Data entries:
BEGIN

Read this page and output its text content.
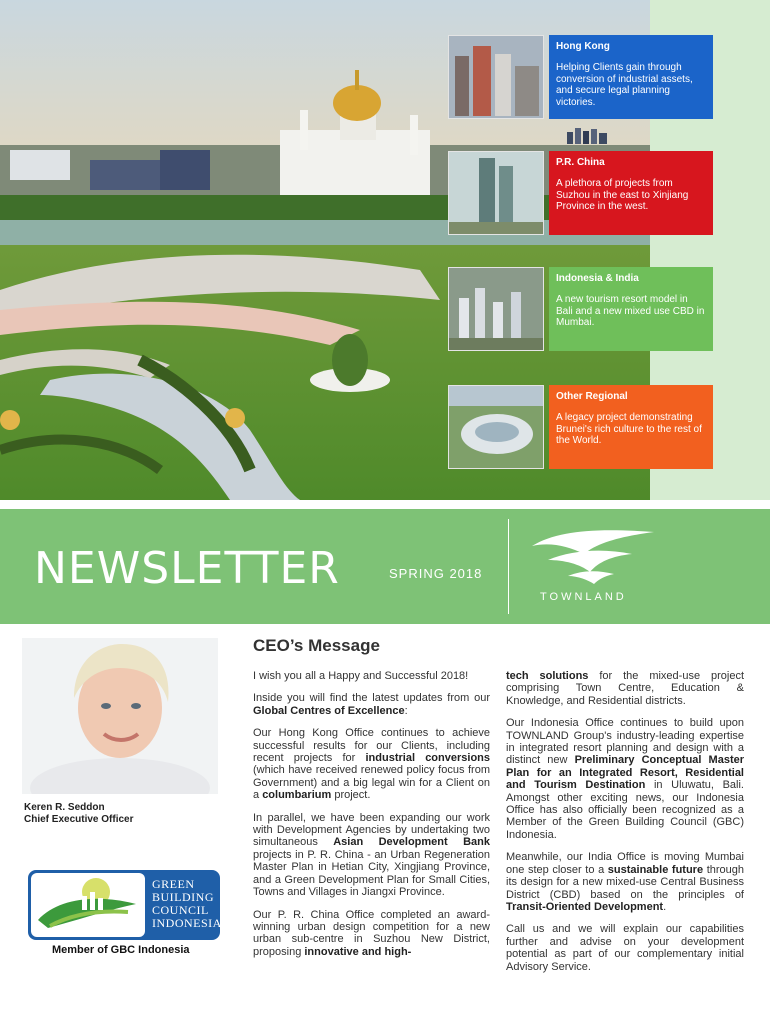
Hong Kong
Helping Clients gain through conversion of industrial assets, and secure legal planning victories.
P.R. China
A plethora of projects from Suzhou in the east to Xinjiang Province in the west.
Indonesia & India
A new tourism resort model in Bali and a new mixed use CBD in Mumbai.
Other Regional
A legacy project demonstrating Brunei's rich culture to the rest of the World.
NEWSLETTER	SPRING 2018
TOWNLAND
Keren R. Seddon
Chief Executive Officer
GREEN
BUILDING
COUNCIL
INDONESIA
Member of GBC Indonesia
CEO’s Message

I wish you all a Happy and Successful 2018!

Inside you will find the latest updates from our Global Centres of Excellence:

Our Hong Kong Office continues to achieve successful results for our Clients, including recent projects for industrial conversions (which have received renewed policy focus from Government) and a big legal win for a Client on a columbarium project.

In parallel, we have been expanding our work with Development Agencies by undertaking two simultaneous Asian Development Bank projects in P. R. China - an Urban Regeneration Master Plan in Hetian City, Xingjiang Province, and a Green Development Plan for Small Cities, Towns and Villages in Jiangxi Province.

Our P. R. China Office completed an award-winning urban design competition for a new urban sub-centre in Suzhou New District, proposing innovative and high-

tech solutions for the mixed-use project comprising Town Centre, Education & Knowledge, and Residential districts.

Our Indonesia Office continues to build upon TOWNLAND Group's industry-leading expertise in integrated resort planning and design with a distinct new Preliminary Conceptual Master Plan for an Integrated Resort, Residential and Tourism Destination in Uluwatu, Bali. Amongst other exciting news, our Indonesia Office has also officially been recognized as a Member of the Green Building Council (GBC) Indonesia.

Meanwhile, our India Office is moving Mumbai one step closer to a sustainable future through its design for a new mixed-use Central Business District (CBD) based on the principles of Transit-Oriented Development.

Call us and we will explain our capabilities further and advise on your development potential as part of our complementary initial Advisory Service.
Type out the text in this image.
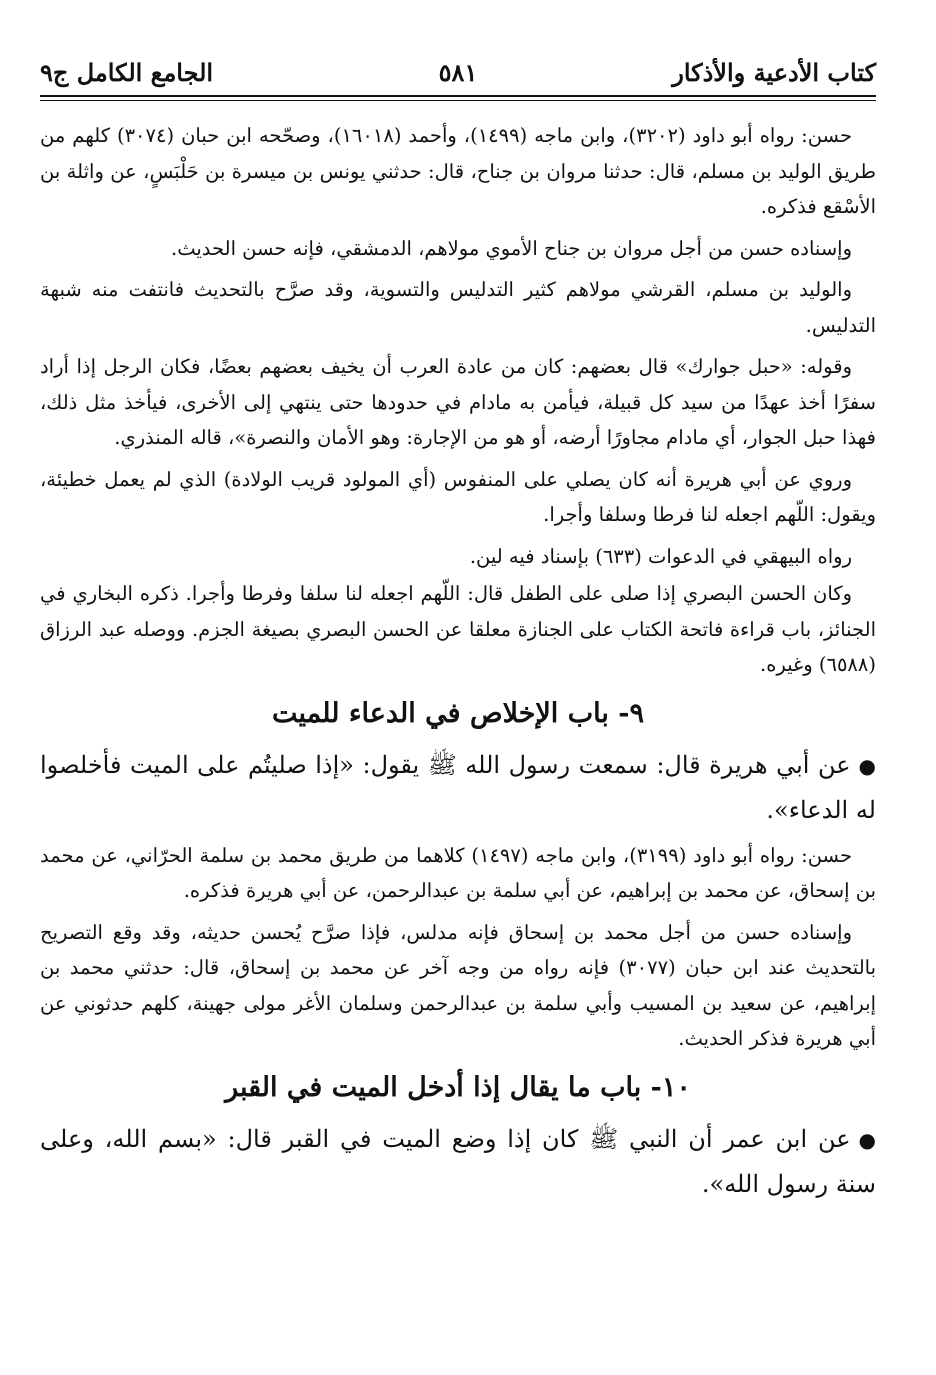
كتاب الأدعية والأذكار
٥٨١
الجامع الكامل ج٩

حسن: رواه أبو داود (٣٢٠٢)، وابن ماجه (١٤٩٩)، وأحمد (١٦٠١٨)، وصحّحه ابن حبان (٣٠٧٤) كلهم من طريق الوليد بن مسلم، قال: حدثنا مروان بن جناح، قال: حدثني يونس بن ميسرة بن حَلْبَسٍ، عن واثلة بن الأسْقع فذكره.

وإسناده حسن من أجل مروان بن جناح الأموي مولاهم، الدمشقي، فإنه حسن الحديث.

والوليد بن مسلم، القرشي مولاهم كثير التدليس والتسوية، وقد صرَّح بالتحديث فانتفت منه شبهة التدليس.

وقوله: «حبل جوارك» قال بعضهم: كان من عادة العرب أن يخيف بعضهم بعضًا، فكان الرجل إذا أراد سفرًا أخذ عهدًا من سيد كل قبيلة، فيأمن به مادام في حدودها حتى ينتهي إلى الأخرى، فيأخذ مثل ذلك، فهذا حبل الجوار، أي مادام مجاورًا أرضه، أو هو من الإجارة: وهو الأمان والنصرة»، قاله المنذري.

وروي عن أبي هريرة أنه كان يصلي على المنفوس (أي المولود قريب الولادة) الذي لم يعمل خطيئة، ويقول: اللّهم اجعله لنا فرطا وسلفا وأجرا.

رواه البيهقي في الدعوات (٦٣٣) بإسناد فيه لين.

وكان الحسن البصري إذا صلى على الطفل قال: اللّهم اجعله لنا سلفا وفرطا وأجرا. ذكره البخاري في الجنائز، باب قراءة فاتحة الكتاب على الجنازة معلقا عن الحسن البصري بصيغة الجزم. ووصله عبد الرزاق (٦٥٨٨) وغيره.

٩- باب الإخلاص في الدعاء للميت

●عن أبي هريرة قال: سمعت رسول الله ﷺ يقول: «إذا صليتُم على الميت فأخلصوا له الدعاء».

حسن: رواه أبو داود (٣١٩٩)، وابن ماجه (١٤٩٧) كلاهما من طريق محمد بن سلمة الحرّاني، عن محمد بن إسحاق، عن محمد بن إبراهيم، عن أبي سلمة بن عبدالرحمن، عن أبي هريرة فذكره.

وإسناده حسن من أجل محمد بن إسحاق فإنه مدلس، فإذا صرَّح يُحسن حديثه، وقد وقع التصريح بالتحديث عند ابن حبان (٣٠٧٧) فإنه رواه من وجه آخر عن محمد بن إسحاق، قال: حدثني محمد بن إبراهيم، عن سعيد بن المسيب وأبي سلمة بن عبدالرحمن وسلمان الأغر مولى جهينة، كلهم حدثوني عن أبي هريرة فذكر الحديث.

١٠- باب ما يقال إذا أدخل الميت في القبر

●عن ابن عمر أن النبي ﷺ كان إذا وضع الميت في القبر قال: «بسم الله، وعلى سنة رسول الله».
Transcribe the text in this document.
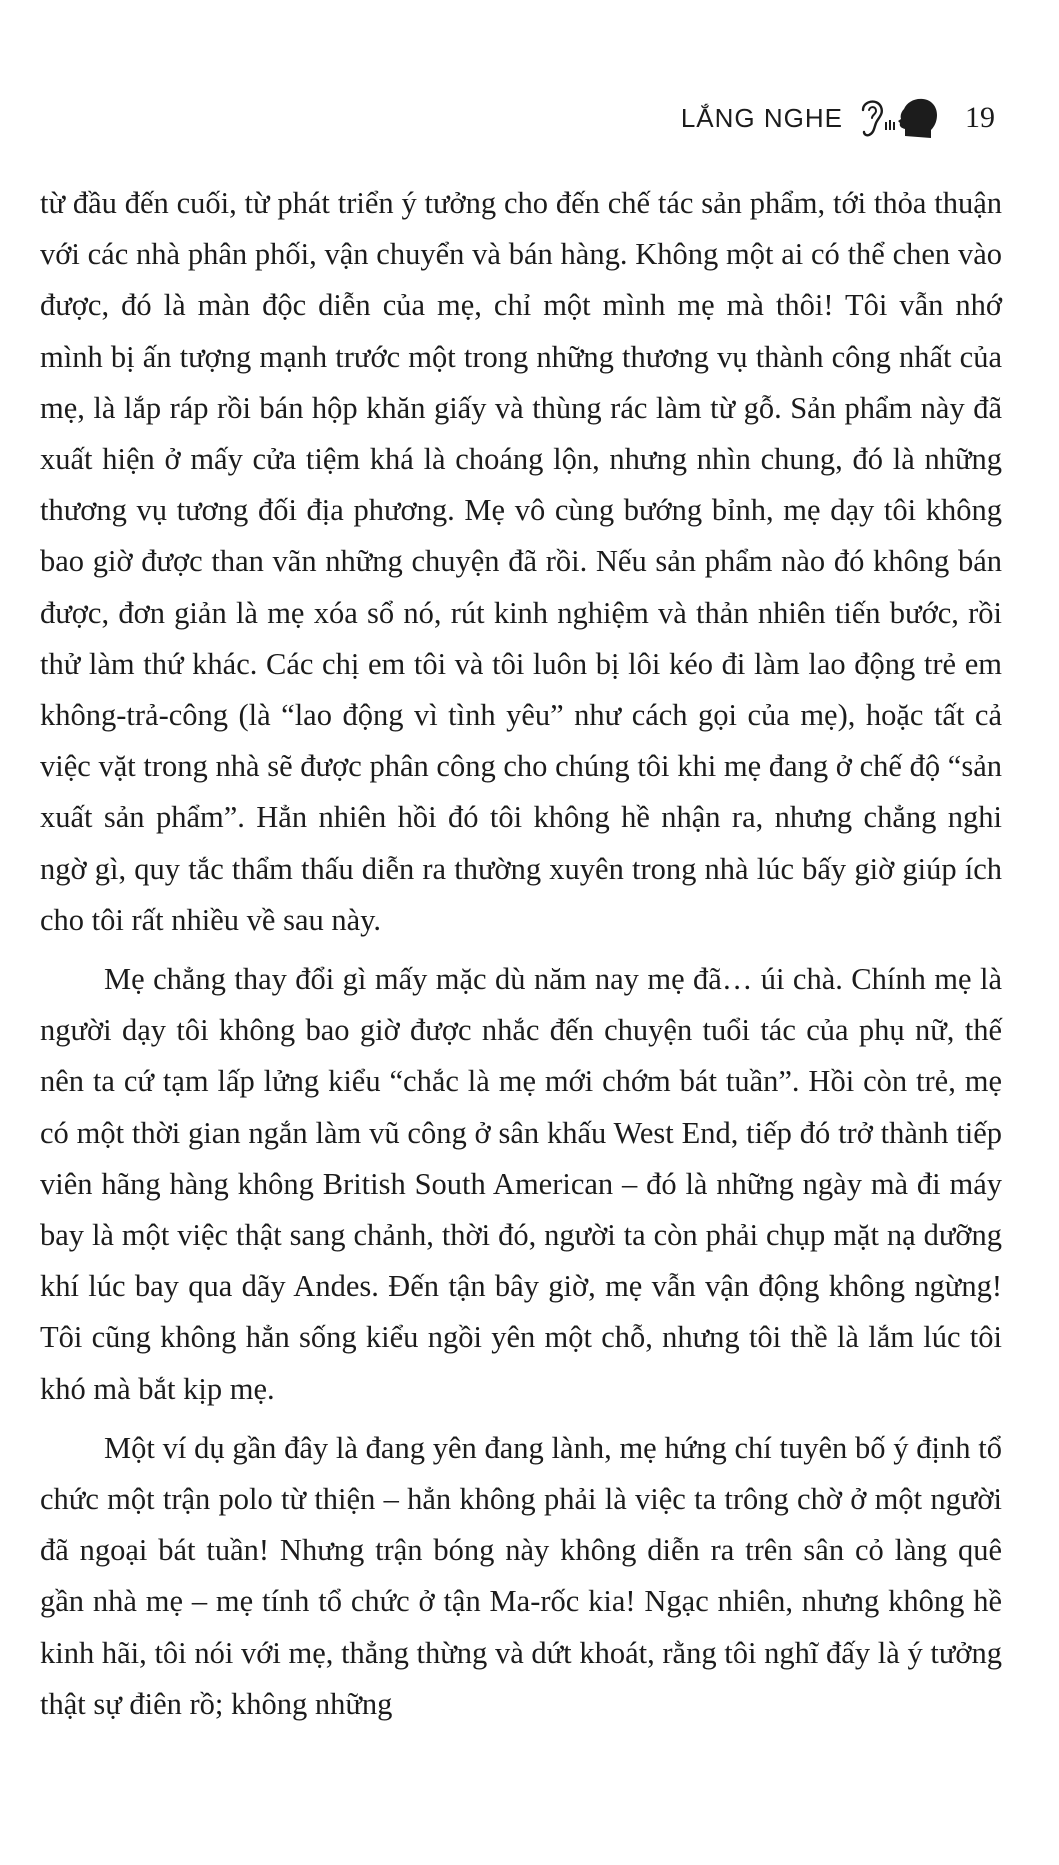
LẮNG NGHE	19

từ đầu đến cuối, từ phát triển ý tưởng cho đến chế tác sản phẩm, tới thỏa thuận với các nhà phân phối, vận chuyển và bán hàng. Không một ai có thể chen vào được, đó là màn độc diễn của mẹ, chỉ một mình mẹ mà thôi! Tôi vẫn nhớ mình bị ấn tượng mạnh trước một trong những thương vụ thành công nhất của mẹ, là lắp ráp rồi bán hộp khăn giấy và thùng rác làm từ gỗ. Sản phẩm này đã xuất hiện ở mấy cửa tiệm khá là choáng lộn, nhưng nhìn chung, đó là những thương vụ tương đối địa phương. Mẹ vô cùng bướng bỉnh, mẹ dạy tôi không bao giờ được than vãn những chuyện đã rồi. Nếu sản phẩm nào đó không bán được, đơn giản là mẹ xóa sổ nó, rút kinh nghiệm và thản nhiên tiến bước, rồi thử làm thứ khác. Các chị em tôi và tôi luôn bị lôi kéo đi làm lao động trẻ em không-trả-công (là “lao động vì tình yêu” như cách gọi của mẹ), hoặc tất cả việc vặt trong nhà sẽ được phân công cho chúng tôi khi mẹ đang ở chế độ “sản xuất sản phẩm”. Hẳn nhiên hồi đó tôi không hề nhận ra, nhưng chẳng nghi ngờ gì, quy tắc thẩm thấu diễn ra thường xuyên trong nhà lúc bấy giờ giúp ích cho tôi rất nhiều về sau này.

Mẹ chẳng thay đổi gì mấy mặc dù năm nay mẹ đã… úi chà. Chính mẹ là người dạy tôi không bao giờ được nhắc đến chuyện tuổi tác của phụ nữ, thế nên ta cứ tạm lấp lửng kiểu “chắc là mẹ mới chớm bát tuần”. Hồi còn trẻ, mẹ có một thời gian ngắn làm vũ công ở sân khấu West End, tiếp đó trở thành tiếp viên hãng hàng không British South American – đó là những ngày mà đi máy bay là một việc thật sang chảnh, thời đó, người ta còn phải chụp mặt nạ dưỡng khí lúc bay qua dãy Andes. Đến tận bây giờ, mẹ vẫn vận động không ngừng! Tôi cũng không hẳn sống kiểu ngồi yên một chỗ, nhưng tôi thề là lắm lúc tôi khó mà bắt kịp mẹ.

Một ví dụ gần đây là đang yên đang lành, mẹ hứng chí tuyên bố ý định tổ chức một trận polo từ thiện – hẳn không phải là việc ta trông chờ ở một người đã ngoại bát tuần! Nhưng trận bóng này không diễn ra trên sân cỏ làng quê gần nhà mẹ – mẹ tính tổ chức ở tận Ma-rốc kia! Ngạc nhiên, nhưng không hề kinh hãi, tôi nói với mẹ, thẳng thừng và dứt khoát, rằng tôi nghĩ đấy là ý tưởng thật sự điên rồ; không những
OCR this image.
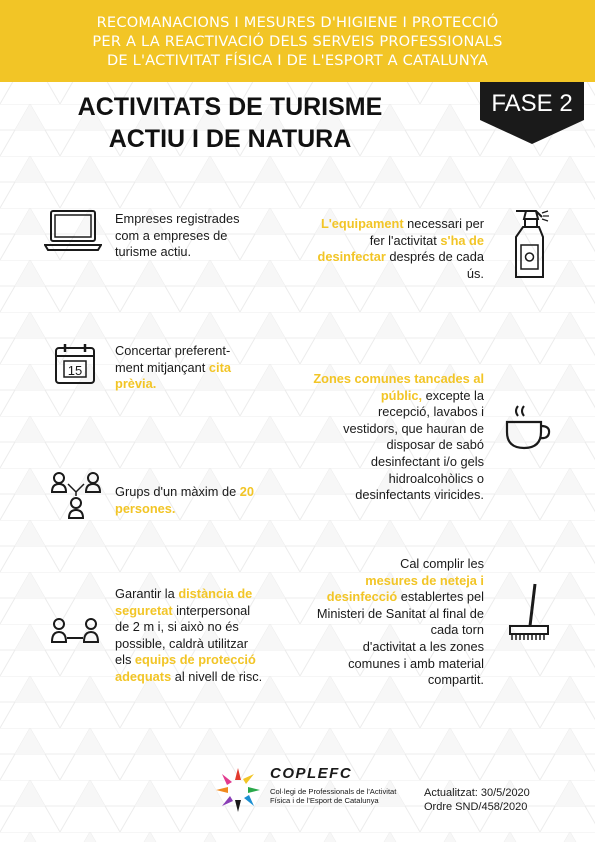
RECOMANACIONS I MESURES D'HIGIENE I PROTECCIÓ
PER A LA REACTIVACIÓ DELS SERVEIS PROFESSIONALS
DE L'ACTIVITAT FÍSICA I DE L'ESPORT A CATALUNYA
ACTIVITATS DE TURISME
ACTIU I DE NATURA
FASE 2
15
Empreses registrades
com a empreses de
turisme actiu.
Concertar preferent-
ment mitjançant cita
prèvia.
Grups d'un màxim de 20
persones.
Garantir la distància de
seguretat interpersonal
de 2 m i, si això no és
possible, caldrà utilitzar
els equips de protecció
adequats al nivell de risc.
L'equipament necessari per
fer l'activitat s'ha de
desinfectar després de cada
ús.
Zones comunes tancades al
públic, excepte la
recepció, lavabos i
vestidors, que hauran de
disposar de sabó
desinfectant i/o gels
hidroalcohòlics o
desinfectants viricides.
Cal complir les
mesures de neteja i
desinfecció establertes pel
Ministeri de Sanitat al final de
cada torn
d'activitat a les zones
comunes i amb material
compartit.
COPLEFC
Col·legi de Professionals de l'Activitat
Física i de l'Esport de Catalunya
Actualitzat: 30/5/2020
Ordre SND/458/2020
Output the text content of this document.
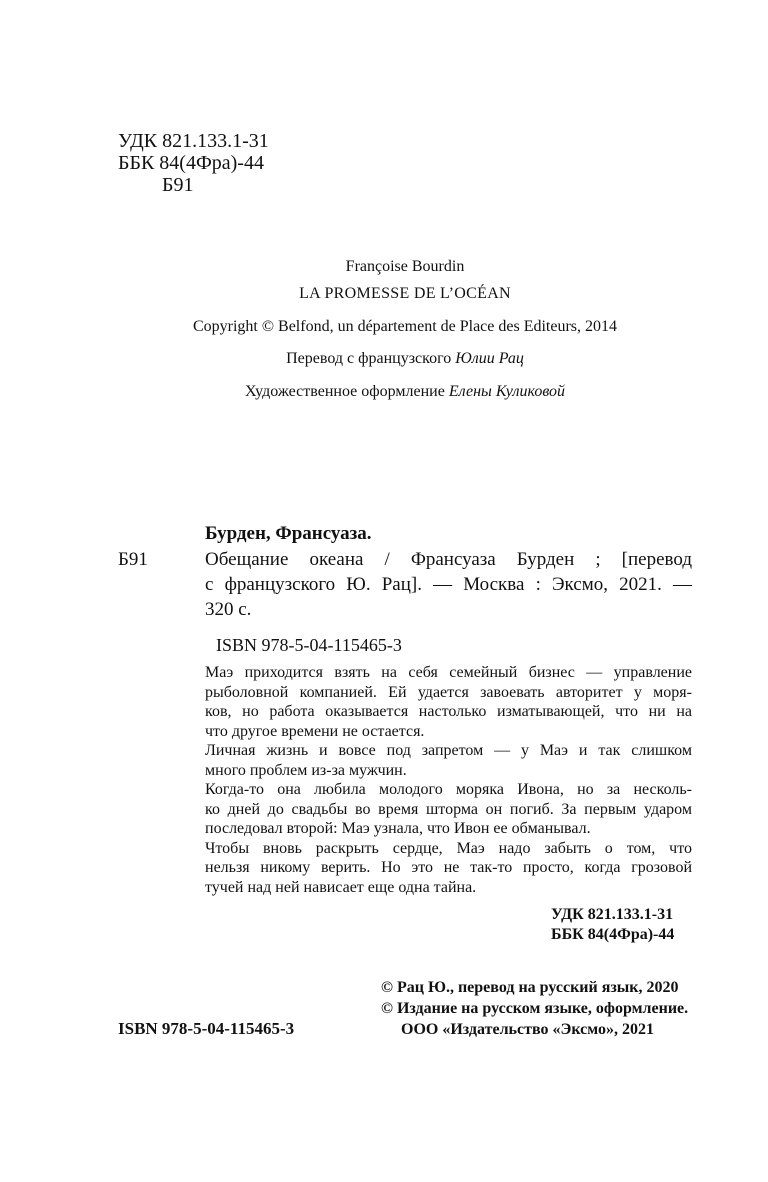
УДК 821.133.1-31
ББК 84(4Фра)-44
Б91
Françoise Bourdin
LA PROMESSE DE L’OCÉAN
Copyright © Belfond, un département de Place des Editeurs, 2014
Перевод с французского Юлии Рац
Художественное оформление Елены Куликовой
Бурден, Франсуаза.
Б91	Обещание океана / Франсуаза Бурден ; [перевод
с французского Ю. Рац]. — Москва : Эксмо, 2021. —
320 с.
ISBN 978-5-04-115465-3
Маэ приходится взять на себя семейный бизнес — управление
рыболовной компанией. Ей удается завоевать авторитет у моря-
ков, но работа оказывается настолько изматывающей, что ни на
что другое времени не остается.
Личная жизнь и вовсе под запретом — у Маэ и так слишком
много проблем из-за мужчин.
Когда-то она любила молодого моряка Ивона, но за несколь-
ко дней до свадьбы во время шторма он погиб. За первым ударом
последовал второй: Маэ узнала, что Ивон ее обманывал.
Чтобы вновь раскрыть сердце, Маэ надо забыть о том, что
нельзя никому верить. Но это не так-то просто, когда грозовой
тучей над ней нависает еще одна тайна.
УДК 821.133.1-31
ББК 84(4Фра)-44
© Рац Ю., перевод на русский язык, 2020
© Издание на русском языке, оформление.
ООО «Издательство «Эксмо», 2021
ISBN 978-5-04-115465-3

END

## Short problem
Copy all lines from the listing that contain "رسول".

## Worked answer
●عن أبي هريرة قال: سمعت رسول الله ﷺ يقول: «إذا صليتُم على الميت فأخلصوا له الدعاء».
●عن ابن عمر أن النبي ﷺ كان إذا وضع الميت في القبر قال: «بسم الله، وعلى سنة رسول الله».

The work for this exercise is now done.